(Records of where elements appear)
- - - - -

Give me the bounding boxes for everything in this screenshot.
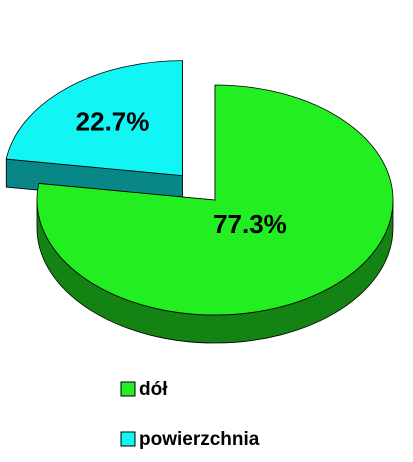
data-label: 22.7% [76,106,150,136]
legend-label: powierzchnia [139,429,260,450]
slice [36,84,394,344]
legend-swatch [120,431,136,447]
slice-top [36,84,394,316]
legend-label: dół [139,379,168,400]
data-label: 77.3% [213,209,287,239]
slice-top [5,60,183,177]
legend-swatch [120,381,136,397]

- - - - -

▸ Given exercise
Return every line of the listing above without alteration, omitting any pictures.

▸ The response
Give me the bounding boxes for everything in this screenshot.
data-label: 22.7% [76,106,150,136]
legend-label: powierzchnia [139,429,260,450]
slice [36,84,394,344]
legend-swatch [120,431,136,447]
slice-top [36,84,394,316]
legend-label: dół [139,379,168,400]
data-label: 77.3% [213,209,287,239]
slice-top [5,60,183,177]
legend-swatch [120,381,136,397]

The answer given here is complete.